The entries below are to be transcribed in full, without their images.

━━━━━ Raw data

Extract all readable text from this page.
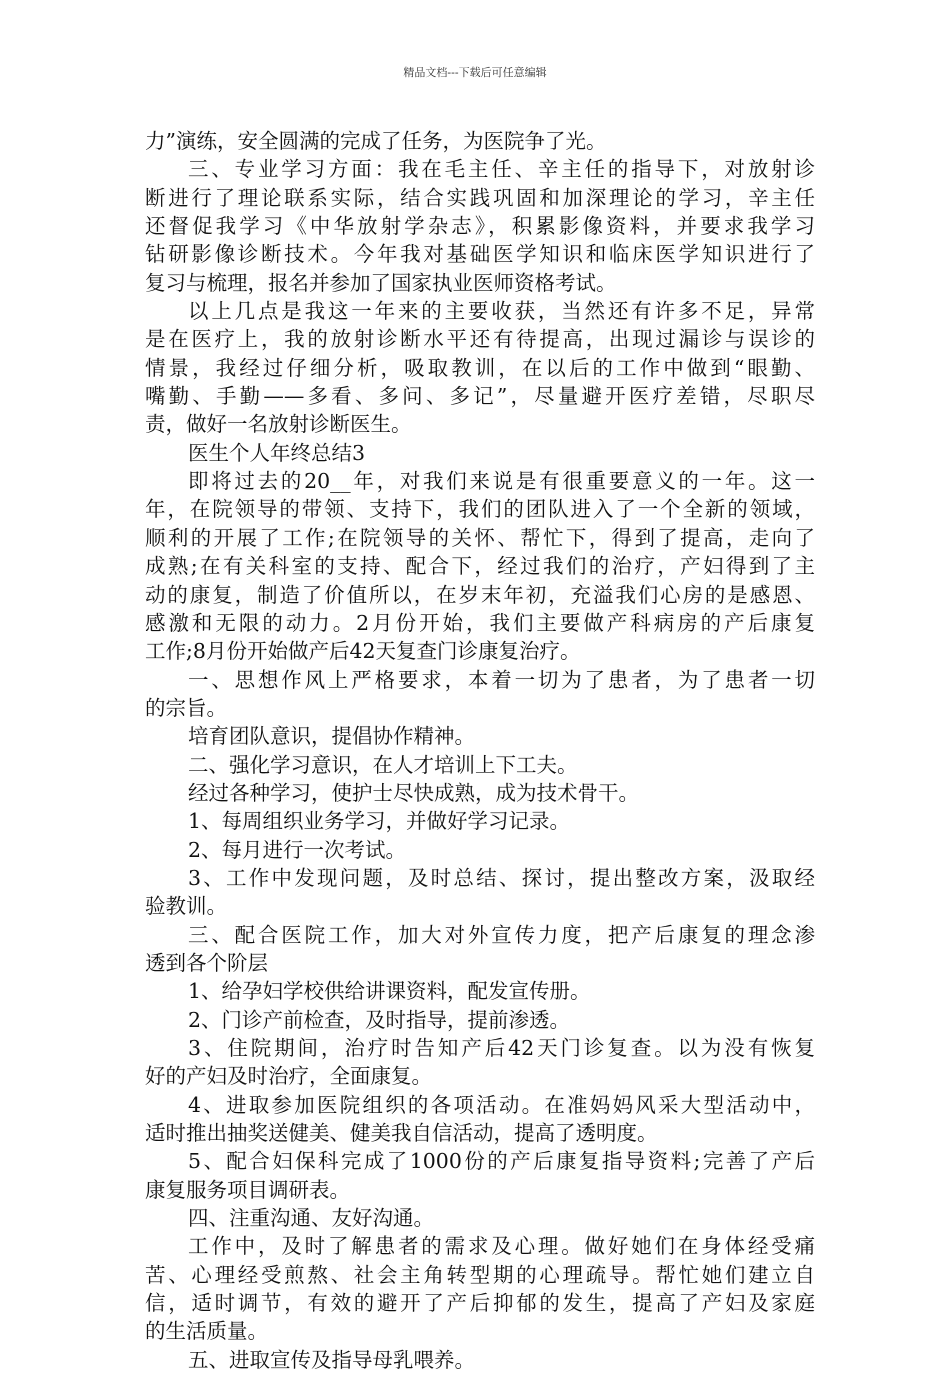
精品文档---下载后可任意编辑

力”演练，安全圆满的完成了任务，为医院争了光。

三、专业学习方面：我在毛主任、辛主任的指导下，对放射诊

断进行了理论联系实际，结合实践巩固和加深理论的学习，辛主任

还督促我学习《中华放射学杂志》，积累影像资料，并要求我学习

钻研影像诊断技术。今年我对基础医学知识和临床医学知识进行了

复习与梳理，报名并参加了国家执业医师资格考试。

以上几点是我这一年来的主要收获，当然还有许多不足，异常

是在医疗上，我的放射诊断水平还有待提高，出现过漏诊与误诊的

情景，我经过仔细分析，吸取教训，在以后的工作中做到“眼勤、

嘴勤、手勤——多看、多问、多记”，尽量避开医疗差错，尽职尽

责，做好一名放射诊断医生。

医生个人年终总结3

即将过去的20__年，对我们来说是有很重要意义的一年。这一

年，在院领导的带领、支持下，我们的团队进入了一个全新的领域，

顺利的开展了工作;在院领导的关怀、帮忙下，得到了提高，走向了

成熟;在有关科室的支持、配合下，经过我们的治疗，产妇得到了主

动的康复，制造了价值所以，在岁末年初，充溢我们心房的是感恩、

感激和无限的动力。2月份开始，我们主要做产科病房的产后康复

工作;8月份开始做产后42天复查门诊康复治疗。

一、思想作风上严格要求，本着一切为了患者，为了患者一切

的宗旨。

培育团队意识，提倡协作精神。

二、强化学习意识，在人才培训上下工夫。

经过各种学习，使护士尽快成熟，成为技术骨干。

1、每周组织业务学习，并做好学习记录。

2、每月进行一次考试。

3、工作中发现问题，及时总结、探讨，提出整改方案，汲取经

验教训。

三、配合医院工作，加大对外宣传力度，把产后康复的理念渗

透到各个阶层

1、给孕妇学校供给讲课资料，配发宣传册。

2、门诊产前检查，及时指导，提前渗透。

3、住院期间，治疗时告知产后42天门诊复查。以为没有恢复

好的产妇及时治疗，全面康复。

4、进取参加医院组织的各项活动。在准妈妈风采大型活动中，

适时推出抽奖送健美、健美我自信活动，提高了透明度。

5、配合妇保科完成了1000份的产后康复指导资料;完善了产后

康复服务项目调研表。

四、注重沟通、友好沟通。

工作中，及时了解患者的需求及心理。做好她们在身体经受痛

苦、心理经受煎熬、社会主角转型期的心理疏导。帮忙她们建立自

信，适时调节，有效的避开了产后抑郁的发生，提高了产妇及家庭

的生活质量。

五、进取宣传及指导母乳喂养。
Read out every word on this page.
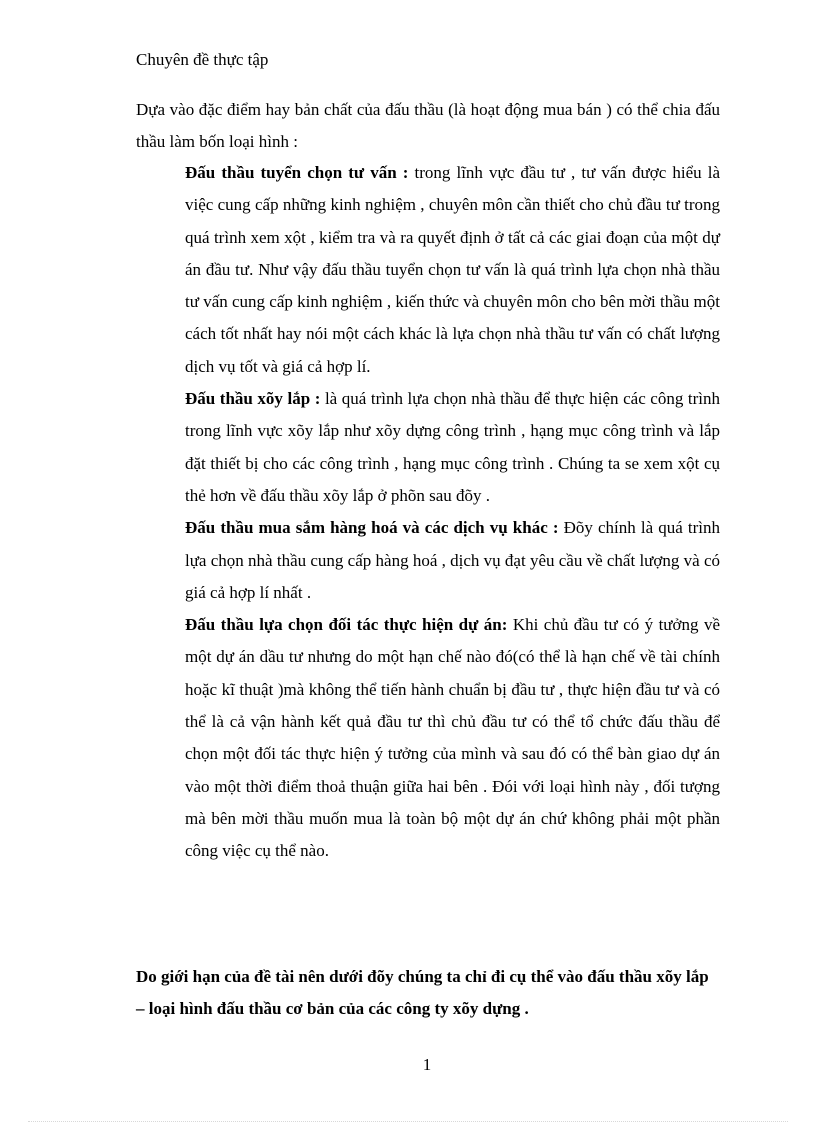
Chuyên đề thực tập

Dựa vào đặc điểm hay bản chất của đấu thầu (là hoạt động mua bán ) có thể chia đấu thầu làm bốn loại hình :

Đấu thầu tuyển chọn tư vấn : trong lĩnh vực đầu tư , tư vấn được hiểu là việc cung cấp những kinh nghiệm , chuyên môn cần thiết cho chủ đầu tư trong quá trình xem xột , kiểm tra và ra quyết định ở tất cả các giai đoạn của một dự án đầu tư. Như vậy đấu thầu tuyển chọn tư vấn là quá trình lựa chọn nhà thầu tư vấn cung cấp kinh nghiệm , kiến thức và chuyên môn cho bên mời thầu một cách tốt nhất hay nói một cách khác là lựa chọn nhà thầu tư vấn có chất lượng dịch vụ tốt và giá cả hợp lí.

Đấu thầu xõy lắp : là quá trình lựa chọn nhà thầu để thực hiện các công trình trong lĩnh vực xõy lắp như xõy dựng công trình , hạng mục công trình và lắp đặt thiết bị cho các công trình , hạng mục công trình . Chúng ta se xem xột cụ thẻ hơn về đấu thầu xõy lắp ở phõn sau đõy .

Đấu thầu mua sắm hàng hoá và các dịch vụ khác : Đõy chính là quá trình lựa chọn nhà thầu cung cấp hàng hoá , dịch vụ đạt yêu cầu về chất lượng và có giá cả hợp lí nhất .

Đấu thầu lựa chọn đối tác thực hiện dự án: Khi chủ đầu tư có ý tưởng về một dự án dầu tư nhưng do một hạn chế nào đó(có thể là hạn chế về tài chính hoặc kĩ thuật )mà không thể tiến hành chuẩn bị đầu tư , thực hiện đầu tư và có thể là cả vận hành kết quả đầu tư thì chủ đầu tư có thể tổ chức đấu thầu để chọn một đối tác thực hiện ý tưởng của mình và sau đó có thể bàn giao dự án vào một thời điểm thoả thuận giữa hai bên . Đói với loại hình này , đối tượng mà bên mời thầu muốn mua là toàn bộ một dự án chứ không phải một phần công việc cụ thể nào.

Do giới hạn của đề tài nên dưới đõy chúng ta chỉ đi cụ thể vào đấu thầu xõy lắp – loại hình đấu thầu cơ bản của các công ty xõy dựng .

1
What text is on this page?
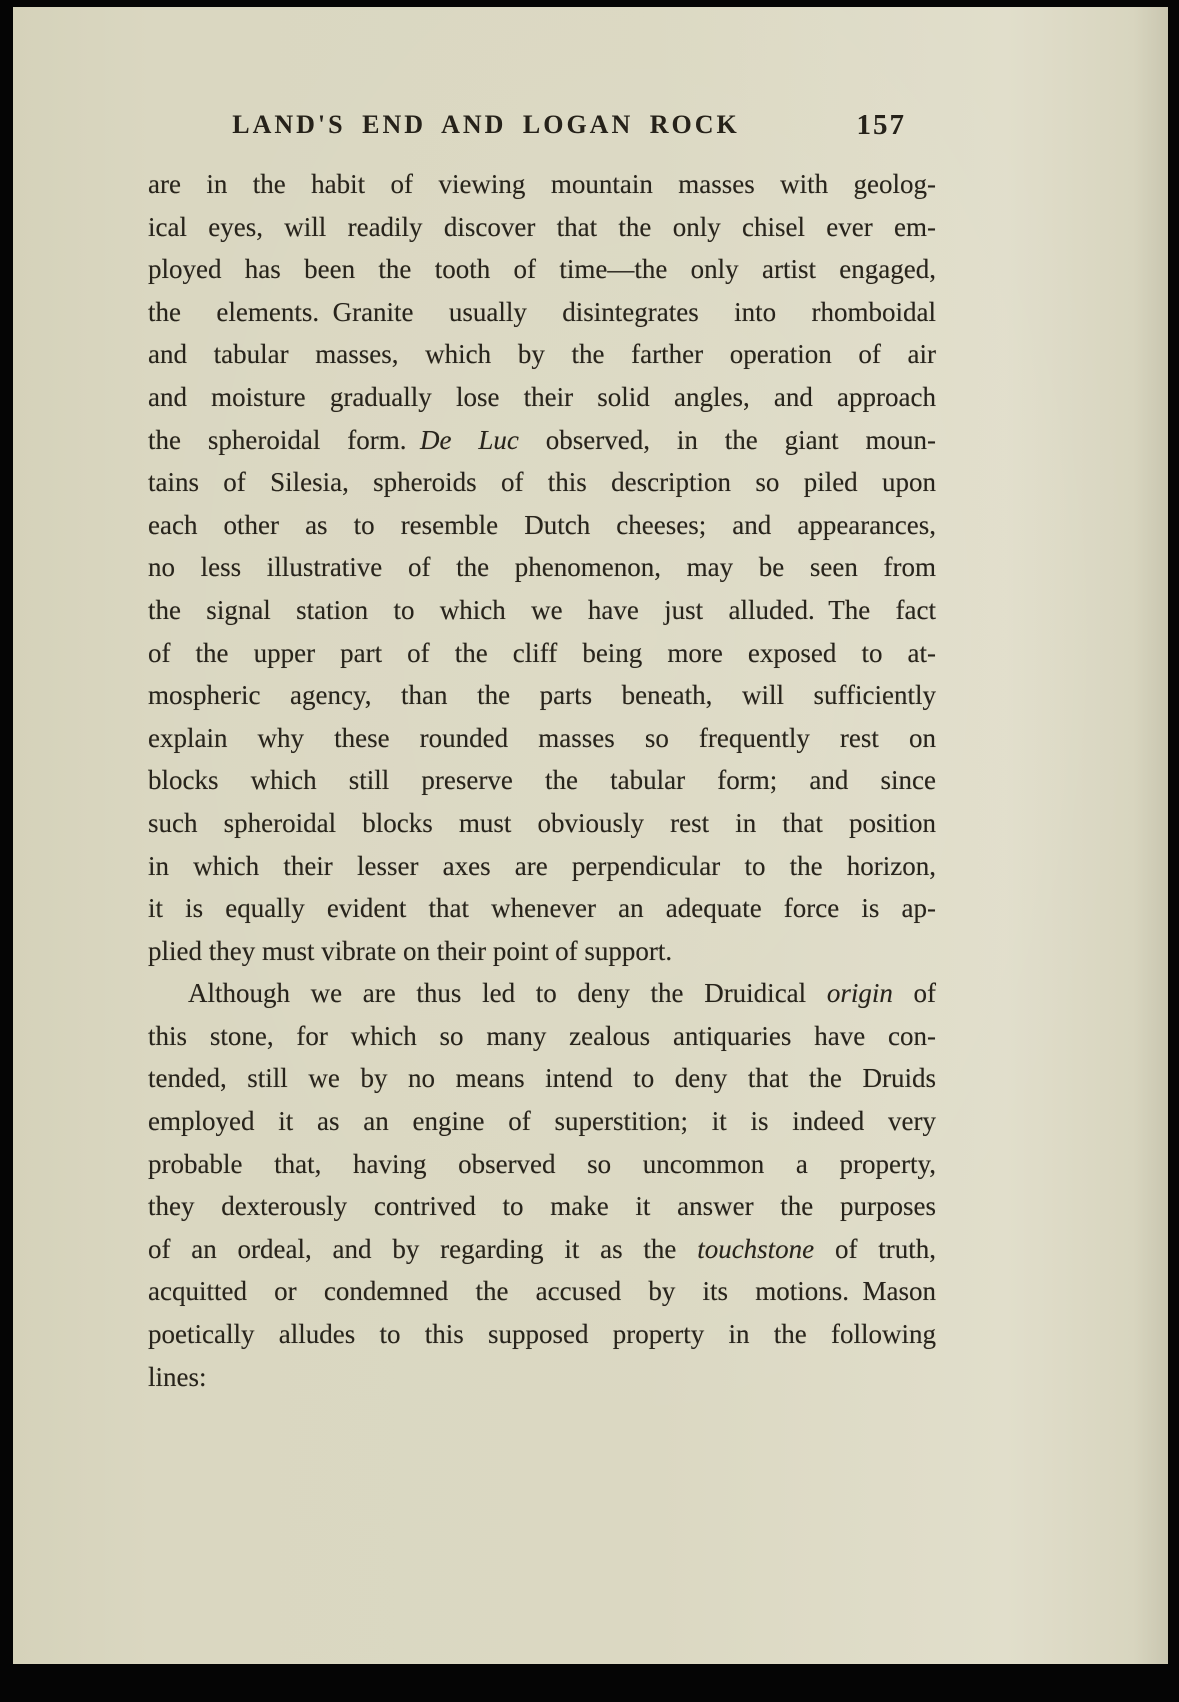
LAND'S END AND LOGAN ROCK	157
are in the habit of viewing mountain masses with geolog-
ical eyes, will readily discover that the only chisel ever em-
ployed has been the tooth of time—the only artist engaged,
the elements. Granite usually disintegrates into rhomboidal
and tabular masses, which by the farther operation of air
and moisture gradually lose their solid angles, and approach
the spheroidal form. De Luc observed, in the giant moun-
tains of Silesia, spheroids of this description so piled upon
each other as to resemble Dutch cheeses; and appearances,
no less illustrative of the phenomenon, may be seen from
the signal station to which we have just alluded. The fact
of the upper part of the cliff being more exposed to at-
mospheric agency, than the parts beneath, will sufficiently
explain why these rounded masses so frequently rest on
blocks which still preserve the tabular form; and since
such spheroidal blocks must obviously rest in that position
in which their lesser axes are perpendicular to the horizon,
it is equally evident that whenever an adequate force is ap-
plied they must vibrate on their point of support.
Although we are thus led to deny the Druidical origin of
this stone, for which so many zealous antiquaries have con-
tended, still we by no means intend to deny that the Druids
employed it as an engine of superstition; it is indeed very
probable that, having observed so uncommon a property,
they dexterously contrived to make it answer the purposes
of an ordeal, and by regarding it as the touchstone of truth,
acquitted or condemned the accused by its motions. Mason
poetically alludes to this supposed property in the following
lines:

━━━━━━━━━━

Result for this exercise:
Extract all readable text from this page.
精品文档---下载后可任意编辑

力”演练，安全圆满的完成了任务，为医院争了光。

三、专业学习方面：我在毛主任、辛主任的指导下，对放射诊

断进行了理论联系实际，结合实践巩固和加深理论的学习，辛主任

还督促我学习《中华放射学杂志》，积累影像资料，并要求我学习

钻研影像诊断技术。今年我对基础医学知识和临床医学知识进行了

复习与梳理，报名并参加了国家执业医师资格考试。

以上几点是我这一年来的主要收获，当然还有许多不足，异常

是在医疗上，我的放射诊断水平还有待提高，出现过漏诊与误诊的

情景，我经过仔细分析，吸取教训，在以后的工作中做到“眼勤、

嘴勤、手勤——多看、多问、多记”，尽量避开医疗差错，尽职尽

责，做好一名放射诊断医生。

医生个人年终总结3

即将过去的20__年，对我们来说是有很重要意义的一年。这一

年，在院领导的带领、支持下，我们的团队进入了一个全新的领域，

顺利的开展了工作;在院领导的关怀、帮忙下，得到了提高，走向了

成熟;在有关科室的支持、配合下，经过我们的治疗，产妇得到了主

动的康复，制造了价值所以，在岁末年初，充溢我们心房的是感恩、

感激和无限的动力。2月份开始，我们主要做产科病房的产后康复

工作;8月份开始做产后42天复查门诊康复治疗。

一、思想作风上严格要求，本着一切为了患者，为了患者一切

的宗旨。

培育团队意识，提倡协作精神。

二、强化学习意识，在人才培训上下工夫。

经过各种学习，使护士尽快成熟，成为技术骨干。

1、每周组织业务学习，并做好学习记录。

2、每月进行一次考试。

3、工作中发现问题，及时总结、探讨，提出整改方案，汲取经

验教训。

三、配合医院工作，加大对外宣传力度，把产后康复的理念渗

透到各个阶层

1、给孕妇学校供给讲课资料，配发宣传册。

2、门诊产前检查，及时指导，提前渗透。

3、住院期间，治疗时告知产后42天门诊复查。以为没有恢复

好的产妇及时治疗，全面康复。

4、进取参加医院组织的各项活动。在准妈妈风采大型活动中，

适时推出抽奖送健美、健美我自信活动，提高了透明度。

5、配合妇保科完成了1000份的产后康复指导资料;完善了产后

康复服务项目调研表。

四、注重沟通、友好沟通。

工作中，及时了解患者的需求及心理。做好她们在身体经受痛

苦、心理经受煎熬、社会主角转型期的心理疏导。帮忙她们建立自

信，适时调节，有效的避开了产后抑郁的发生，提高了产妇及家庭

的生活质量。

五、进取宣传及指导母乳喂养。
Read out every word on this page.
Chuyên đề thực tập

Dựa vào đặc điểm hay bản chất của đấu thầu (là hoạt động mua bán ) có thể chia đấu thầu làm bốn loại hình :

Đấu thầu tuyển chọn tư vấn : trong lĩnh vực đầu tư , tư vấn được hiểu là việc cung cấp những kinh nghiệm , chuyên môn cần thiết cho chủ đầu tư trong quá trình xem xột , kiểm tra và ra quyết định ở tất cả các giai đoạn của một dự án đầu tư. Như vậy đấu thầu tuyển chọn tư vấn là quá trình lựa chọn nhà thầu tư vấn cung cấp kinh nghiệm , kiến thức và chuyên môn cho bên mời thầu một cách tốt nhất hay nói một cách khác là lựa chọn nhà thầu tư vấn có chất lượng dịch vụ tốt và giá cả hợp lí.

Đấu thầu xõy lắp : là quá trình lựa chọn nhà thầu để thực hiện các công trình trong lĩnh vực xõy lắp như xõy dựng công trình , hạng mục công trình và lắp đặt thiết bị cho các công trình , hạng mục công trình . Chúng ta se xem xột cụ thẻ hơn về đấu thầu xõy lắp ở phõn sau đõy .

Đấu thầu mua sắm hàng hoá và các dịch vụ khác : Đõy chính là quá trình lựa chọn nhà thầu cung cấp hàng hoá , dịch vụ đạt yêu cầu về chất lượng và có giá cả hợp lí nhất .

Đấu thầu lựa chọn đối tác thực hiện dự án: Khi chủ đầu tư có ý tưởng về một dự án dầu tư nhưng do một hạn chế nào đó(có thể là hạn chế về tài chính hoặc kĩ thuật )mà không thể tiến hành chuẩn bị đầu tư , thực hiện đầu tư và có thể là cả vận hành kết quả đầu tư thì chủ đầu tư có thể tổ chức đấu thầu để chọn một đối tác thực hiện ý tưởng của mình và sau đó có thể bàn giao dự án vào một thời điểm thoả thuận giữa hai bên . Đói với loại hình này , đối tượng mà bên mời thầu muốn mua là toàn bộ một dự án chứ không phải một phần công việc cụ thể nào.

Do giới hạn của đề tài nên dưới đõy chúng ta chỉ đi cụ thể vào đấu thầu xõy lắp – loại hình đấu thầu cơ bản của các công ty xõy dựng .

1
What text is on this page?
LAND'S END AND LOGAN ROCK	157
are in the habit of viewing mountain masses with geolog-
ical eyes, will readily discover that the only chisel ever em-
ployed has been the tooth of time—the only artist engaged,
the elements. Granite usually disintegrates into rhomboidal
and tabular masses, which by the farther operation of air
and moisture gradually lose their solid angles, and approach
the spheroidal form. De Luc observed, in the giant moun-
tains of Silesia, spheroids of this description so piled upon
each other as to resemble Dutch cheeses; and appearances,
no less illustrative of the phenomenon, may be seen from
the signal station to which we have just alluded. The fact
of the upper part of the cliff being more exposed to at-
mospheric agency, than the parts beneath, will sufficiently
explain why these rounded masses so frequently rest on
blocks which still preserve the tabular form; and since
such spheroidal blocks must obviously rest in that position
in which their lesser axes are perpendicular to the horizon,
it is equally evident that whenever an adequate force is ap-
plied they must vibrate on their point of support.
Although we are thus led to deny the Druidical origin of
this stone, for which so many zealous antiquaries have con-
tended, still we by no means intend to deny that the Druids
employed it as an engine of superstition; it is indeed very
probable that, having observed so uncommon a property,
they dexterously contrived to make it answer the purposes
of an ordeal, and by regarding it as the touchstone of truth,
acquitted or condemned the accused by its motions. Mason
poetically alludes to this supposed property in the following
lines:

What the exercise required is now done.